• [Task to complete] Copy the data that follows, character for character, minus the pictures.

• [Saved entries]
________________________________________
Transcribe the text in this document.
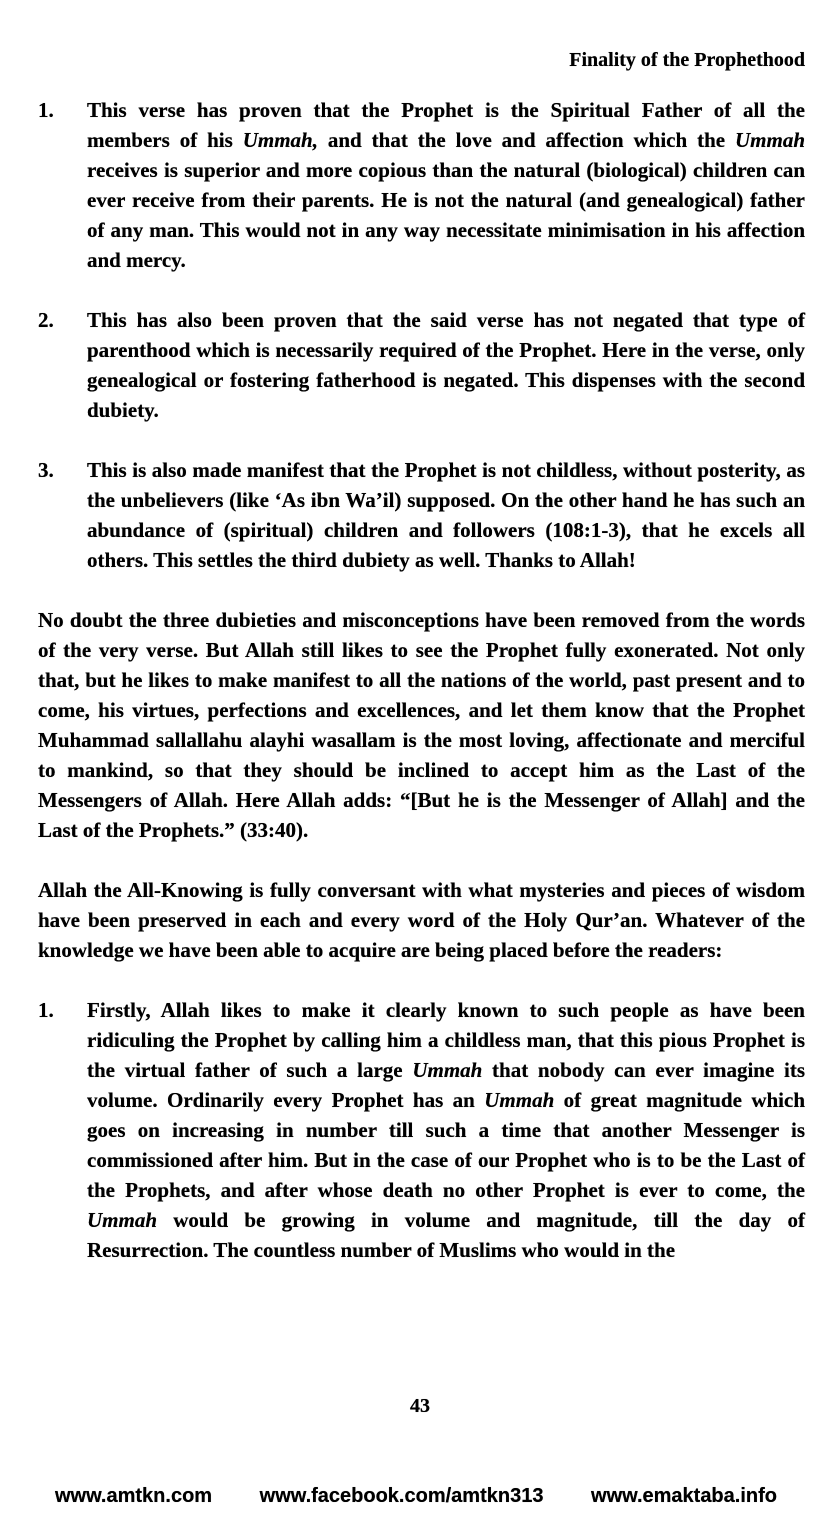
Finality of the Prophethood
1.	This verse has proven that the Prophet is the Spiritual Father of all the members of his Ummah, and that the love and affection which the Ummah receives is superior and more copious than the natural (biological) children can ever receive from their parents. He is not the natural (and genealogical) father of any man. This would not in any way necessitate minimisation in his affection and mercy.
2.	This has also been proven that the said verse has not negated that type of parenthood which is necessarily required of the Prophet. Here in the verse, only genealogical or fostering fatherhood is negated. This dispenses with the second dubiety.
3.	This is also made manifest that the Prophet is not childless, without posterity, as the unbelievers (like ‘As ibn Wa’il) supposed. On the other hand he has such an abundance of (spiritual) children and followers (108:1-3), that he excels all others. This settles the third dubiety as well. Thanks to Allah!

No doubt the three dubieties and misconceptions have been removed from the words of the very verse. But Allah still likes to see the Prophet fully exonerated. Not only that, but he likes to make manifest to all the nations of the world, past present and to come, his virtues, perfections and excellences, and let them know that the Prophet Muhammad sallallahu alayhi wasallam is the most loving, affectionate and merciful to mankind, so that they should be inclined to accept him as the Last of the Messengers of Allah. Here Allah adds: “[But he is the Messenger of Allah] and the Last of the Prophets.” (33:40).

Allah the All-Knowing is fully conversant with what mysteries and pieces of wisdom have been preserved in each and every word of the Holy Qur’an. Whatever of the knowledge we have been able to acquire are being placed before the readers:

1.	Firstly, Allah likes to make it clearly known to such people as have been ridiculing the Prophet by calling him a childless man, that this pious Prophet is the virtual father of such a large Ummah that nobody can ever imagine its volume. Ordinarily every Prophet has an Ummah of great magnitude which goes on increasing in number till such a time that another Messenger is commissioned after him. But in the case of our Prophet who is to be the Last of the Prophets, and after whose death no other Prophet is ever to come, the Ummah would be growing in volume and magnitude, till the day of Resurrection. The countless number of Muslims who would in the
43
www.amtkn.com www.facebook.com/amtkn313 www.emaktaba.info
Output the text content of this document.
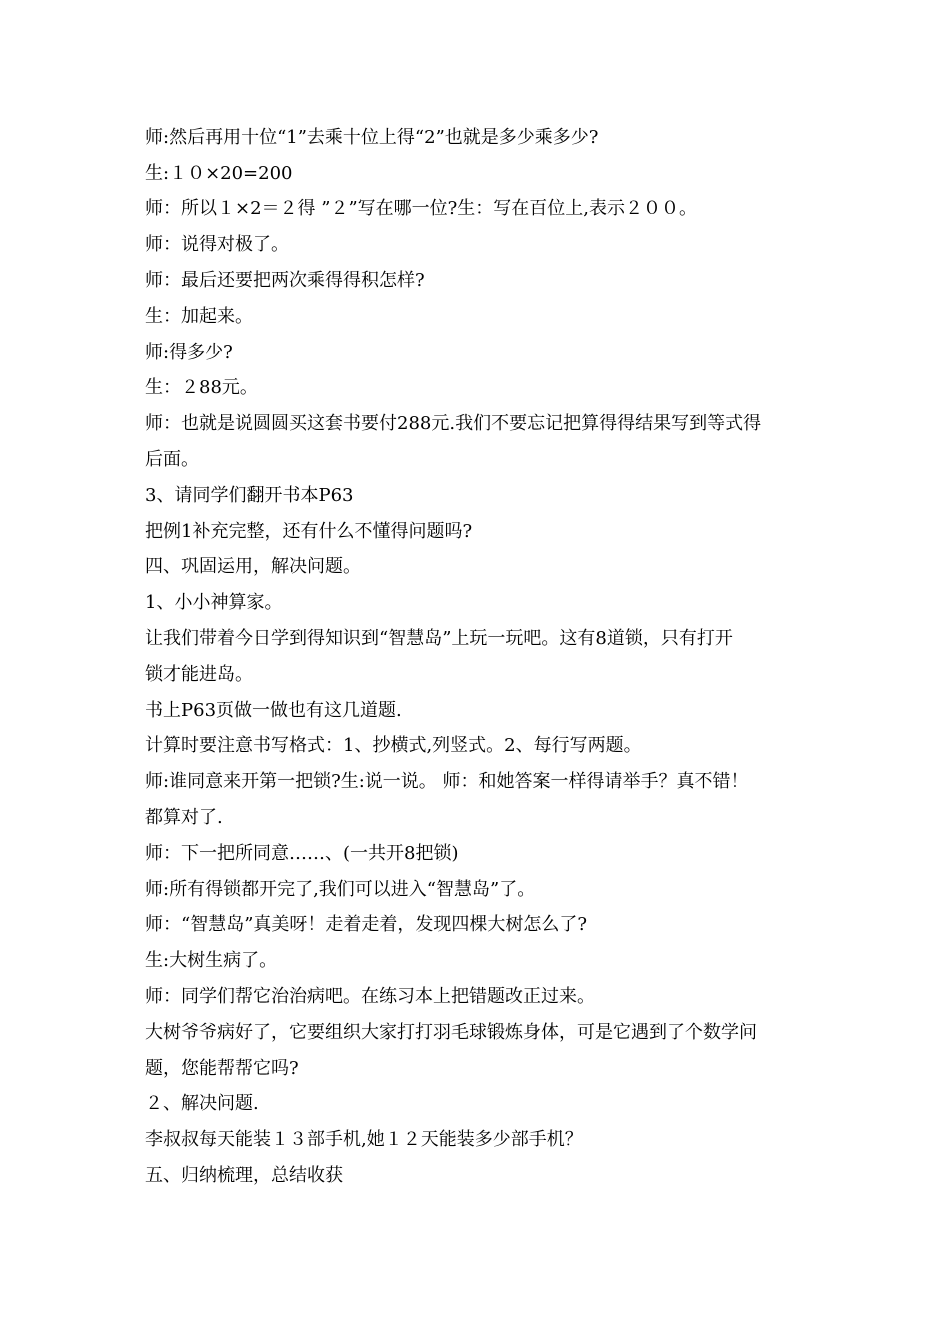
师:然后再用十位“1”去乘十位上得“2”也就是多少乘多少?
生:１０×20=200
师：所以１×2＝２得 ”２”写在哪一位?生：写在百位上,表示２００。
师：说得对极了。
师：最后还要把两次乘得得积怎样?
生：加起来。
师:得多少?
生：２88元。
师：也就是说圆圆买这套书要付288元.我们不要忘记把算得得结果写到等式得
后面。
3、请同学们翻开书本P63
把例1补充完整，还有什么不懂得问题吗?
四、巩固运用，解决问题。
1、小小神算家。
让我们带着今日学到得知识到“智慧岛”上玩一玩吧。这有8道锁，只有打开
锁才能进岛。
书上P63页做一做也有这几道题.
计算时要注意书写格式：1、抄横式,列竖式。2、每行写两题。
师:谁同意来开第一把锁?生:说一说。 师：和她答案一样得请举手？真不错！
都算对了.
师：下一把所同意……、(一共开8把锁)
师:所有得锁都开完了,我们可以进入“智慧岛”了。
师：“智慧岛”真美呀！走着走着，发现四棵大树怎么了?
生:大树生病了。
师：同学们帮它治治病吧。在练习本上把错题改正过来。
大树爷爷病好了，它要组织大家打打羽毛球锻炼身体，可是它遇到了个数学问
题，您能帮帮它吗?
２、解决问题.
李叔叔每天能装１３部手机,她１２天能装多少部手机？
五、归纳梳理，总结收获
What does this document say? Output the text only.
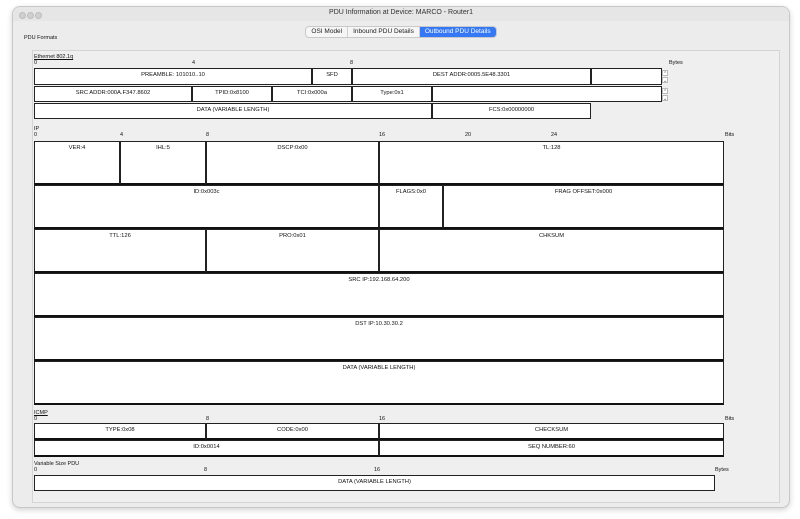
PDU Information at Device: MARCO - Router1
OSI Model	Inbound PDU Details	Outbound PDU Details
PDU Formats
Ethernet 802.1q
0	4	8	Bytes
PREAMBLE: 101010..10	SFD	DEST ADDR:0005.5E48.3301	⌃
⌄
SRC ADDR:000A.F347.8602	TPID:0x8100	TCI:0x000a	Type:0x1	⌃
⌄
DATA (VARIABLE LENGTH)	FCS:0x00000000
IP
0	4	8	16	20	24	Bits
VER:4	IHL:5	DSCP:0x00	TL:128
ID:0x003c	FLAGS:0x0	FRAG OFFSET:0x000
TTL:126	PRO:0x01	CHKSUM
SRC IP:192.168.64.200
DST IP:10.30.30.2
DATA (VARIABLE LENGTH)
ICMP
0	8	16	Bits
TYPE:0x08	CODE:0x00	CHECKSUM
ID:0x0014	SEQ NUMBER:60
Variable Size PDU
0	8	16	Bytes
DATA (VARIABLE LENGTH)
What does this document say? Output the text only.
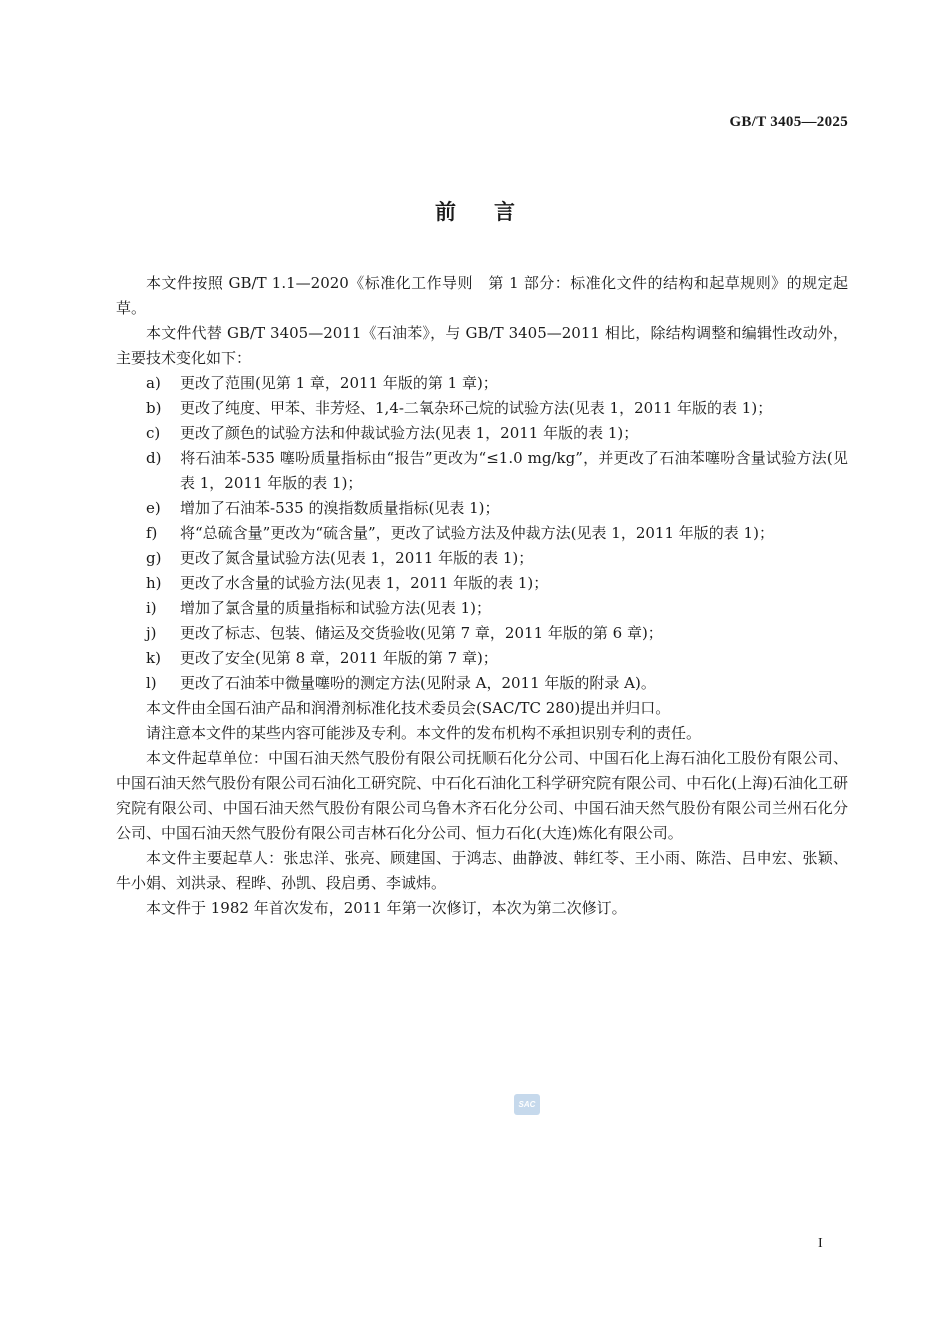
GB/T 3405—2025
前言

本文件按照 GB/T 1.1—2020《标准化工作导则　第 1 部分：标准化文件的结构和起草规则》的规定起草。

本文件代替 GB/T 3405—2011《石油苯》，与 GB/T 3405—2011 相比，除结构调整和编辑性改动外，主要技术变化如下：

a) 更改了范围(见第 1 章，2011 年版的第 1 章)；

b) 更改了纯度、甲苯、非芳烃、1,4-二氧杂环己烷的试验方法(见表 1，2011 年版的表 1)；

c) 更改了颜色的试验方法和仲裁试验方法(见表 1，2011 年版的表 1)；

d) 将石油苯-535 噻吩质量指标由“报告”更改为“≤1.0 mg/kg”，并更改了石油苯噻吩含量试验方法(见表 1，2011 年版的表 1)；

e) 增加了石油苯-535 的溴指数质量指标(见表 1)；

f) 将“总硫含量”更改为“硫含量”，更改了试验方法及仲裁方法(见表 1，2011 年版的表 1)；

g) 更改了氮含量试验方法(见表 1，2011 年版的表 1)；

h) 更改了水含量的试验方法(见表 1，2011 年版的表 1)；

i) 增加了氯含量的质量指标和试验方法(见表 1)；

j) 更改了标志、包装、储运及交货验收(见第 7 章，2011 年版的第 6 章)；

k) 更改了安全(见第 8 章，2011 年版的第 7 章)；

l) 更改了石油苯中微量噻吩的测定方法(见附录 A，2011 年版的附录 A)。

本文件由全国石油产品和润滑剂标准化技术委员会(SAC/TC 280)提出并归口。

请注意本文件的某些内容可能涉及专利。本文件的发布机构不承担识别专利的责任。

本文件起草单位：中国石油天然气股份有限公司抚顺石化分公司、中国石化上海石油化工股份有限公司、中国石油天然气股份有限公司石油化工研究院、中石化石油化工科学研究院有限公司、中石化(上海)石油化工研究院有限公司、中国石油天然气股份有限公司乌鲁木齐石化分公司、中国石油天然气股份有限公司兰州石化分公司、中国石油天然气股份有限公司吉林石化分公司、恒力石化(大连)炼化有限公司。

本文件主要起草人：张忠洋、张亮、顾建国、于鸿志、曲静波、韩红苓、王小雨、陈浩、吕申宏、张颖、牛小娟、刘洪录、程晔、孙凯、段启勇、李诚炜。

本文件于 1982 年首次发布，2011 年第一次修订，本次为第二次修订。

SAC
I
________________________________________
• [Correct answer]
Transcribe the text in this document.
Finality of the Prophethood
1.	This verse has proven that the Prophet is the Spiritual Father of all the members of his Ummah, and that the love and affection which the Ummah receives is superior and more copious than the natural (biological) children can ever receive from their parents. He is not the natural (and genealogical) father of any man. This would not in any way necessitate minimisation in his affection and mercy.
2.	This has also been proven that the said verse has not negated that type of parenthood which is necessarily required of the Prophet. Here in the verse, only genealogical or fostering fatherhood is negated. This dispenses with the second dubiety.
3.	This is also made manifest that the Prophet is not childless, without posterity, as the unbelievers (like ‘As ibn Wa’il) supposed. On the other hand he has such an abundance of (spiritual) children and followers (108:1-3), that he excels all others. This settles the third dubiety as well. Thanks to Allah!

No doubt the three dubieties and misconceptions have been removed from the words of the very verse. But Allah still likes to see the Prophet fully exonerated. Not only that, but he likes to make manifest to all the nations of the world, past present and to come, his virtues, perfections and excellences, and let them know that the Prophet Muhammad sallallahu alayhi wasallam is the most loving, affectionate and merciful to mankind, so that they should be inclined to accept him as the Last of the Messengers of Allah. Here Allah adds: “[But he is the Messenger of Allah] and the Last of the Prophets.” (33:40).

Allah the All-Knowing is fully conversant with what mysteries and pieces of wisdom have been preserved in each and every word of the Holy Qur’an. Whatever of the knowledge we have been able to acquire are being placed before the readers:

1.	Firstly, Allah likes to make it clearly known to such people as have been ridiculing the Prophet by calling him a childless man, that this pious Prophet is the virtual father of such a large Ummah that nobody can ever imagine its volume. Ordinarily every Prophet has an Ummah of great magnitude which goes on increasing in number till such a time that another Messenger is commissioned after him. But in the case of our Prophet who is to be the Last of the Prophets, and after whose death no other Prophet is ever to come, the Ummah would be growing in volume and magnitude, till the day of Resurrection. The countless number of Muslims who would in the
43
www.amtkn.com www.facebook.com/amtkn313 www.emaktaba.info
Output the text content of this document.
师:然后再用十位“1”去乘十位上得“2”也就是多少乘多少?
生:１０×20=200
师：所以１×2＝２得 ”２”写在哪一位?生：写在百位上,表示２００。
师：说得对极了。
师：最后还要把两次乘得得积怎样?
生：加起来。
师:得多少?
生：２88元。
师：也就是说圆圆买这套书要付288元.我们不要忘记把算得得结果写到等式得
后面。
3、请同学们翻开书本P63
把例1补充完整，还有什么不懂得问题吗?
四、巩固运用，解决问题。
1、小小神算家。
让我们带着今日学到得知识到“智慧岛”上玩一玩吧。这有8道锁，只有打开
锁才能进岛。
书上P63页做一做也有这几道题.
计算时要注意书写格式：1、抄横式,列竖式。2、每行写两题。
师:谁同意来开第一把锁?生:说一说。 师：和她答案一样得请举手？真不错！
都算对了.
师：下一把所同意……、(一共开8把锁)
师:所有得锁都开完了,我们可以进入“智慧岛”了。
师：“智慧岛”真美呀！走着走着，发现四棵大树怎么了?
生:大树生病了。
师：同学们帮它治治病吧。在练习本上把错题改正过来。
大树爷爷病好了，它要组织大家打打羽毛球锻炼身体，可是它遇到了个数学问
题，您能帮帮它吗?
２、解决问题.
李叔叔每天能装１３部手机,她１２天能装多少部手机？
五、归纳梳理，总结收获
What does this document say? Output the text only.
PDU Information at Device: MARCO - Router1
OSI Model	Inbound PDU Details	Outbound PDU Details
PDU Formats
Ethernet 802.1q
0	4	8	Bytes
PREAMBLE: 101010..10	SFD	DEST ADDR:0005.5E48.3301	⌃
⌄
SRC ADDR:000A.F347.8602	TPID:0x8100	TCI:0x000a	Type:0x1	⌃
⌄
DATA (VARIABLE LENGTH)	FCS:0x00000000
IP
0	4	8	16	20	24	Bits
VER:4	IHL:5	DSCP:0x00	TL:128
ID:0x003c	FLAGS:0x0	FRAG OFFSET:0x000
TTL:126	PRO:0x01	CHKSUM
SRC IP:192.168.64.200
DST IP:10.30.30.2
DATA (VARIABLE LENGTH)
ICMP
0	8	16	Bits
TYPE:0x08	CODE:0x00	CHECKSUM
ID:0x0014	SEQ NUMBER:60
Variable Size PDU
0	8	16	Bytes
DATA (VARIABLE LENGTH)
What does this document say? Output the text only.
GB/T 3405—2025
前言

本文件按照 GB/T 1.1—2020《标准化工作导则　第 1 部分：标准化文件的结构和起草规则》的规定起草。

本文件代替 GB/T 3405—2011《石油苯》，与 GB/T 3405—2011 相比，除结构调整和编辑性改动外，主要技术变化如下：

a) 更改了范围(见第 1 章，2011 年版的第 1 章)；

b) 更改了纯度、甲苯、非芳烃、1,4-二氧杂环己烷的试验方法(见表 1，2011 年版的表 1)；

c) 更改了颜色的试验方法和仲裁试验方法(见表 1，2011 年版的表 1)；

d) 将石油苯-535 噻吩质量指标由“报告”更改为“≤1.0 mg/kg”，并更改了石油苯噻吩含量试验方法(见表 1，2011 年版的表 1)；

e) 增加了石油苯-535 的溴指数质量指标(见表 1)；

f) 将“总硫含量”更改为“硫含量”，更改了试验方法及仲裁方法(见表 1，2011 年版的表 1)；

g) 更改了氮含量试验方法(见表 1，2011 年版的表 1)；

h) 更改了水含量的试验方法(见表 1，2011 年版的表 1)；

i) 增加了氯含量的质量指标和试验方法(见表 1)；

j) 更改了标志、包装、储运及交货验收(见第 7 章，2011 年版的第 6 章)；

k) 更改了安全(见第 8 章，2011 年版的第 7 章)；

l) 更改了石油苯中微量噻吩的测定方法(见附录 A，2011 年版的附录 A)。

本文件由全国石油产品和润滑剂标准化技术委员会(SAC/TC 280)提出并归口。

请注意本文件的某些内容可能涉及专利。本文件的发布机构不承担识别专利的责任。

本文件起草单位：中国石油天然气股份有限公司抚顺石化分公司、中国石化上海石油化工股份有限公司、中国石油天然气股份有限公司石油化工研究院、中石化石油化工科学研究院有限公司、中石化(上海)石油化工研究院有限公司、中国石油天然气股份有限公司乌鲁木齐石化分公司、中国石油天然气股份有限公司兰州石化分公司、中国石油天然气股份有限公司吉林石化分公司、恒力石化(大连)炼化有限公司。

本文件主要起草人：张忠洋、张亮、顾建国、于鸿志、曲静波、韩红苓、王小雨、陈浩、吕申宏、张颖、牛小娟、刘洪录、程晔、孙凯、段启勇、李诚炜。

本文件于 1982 年首次发布，2011 年第一次修订，本次为第二次修订。

SAC
I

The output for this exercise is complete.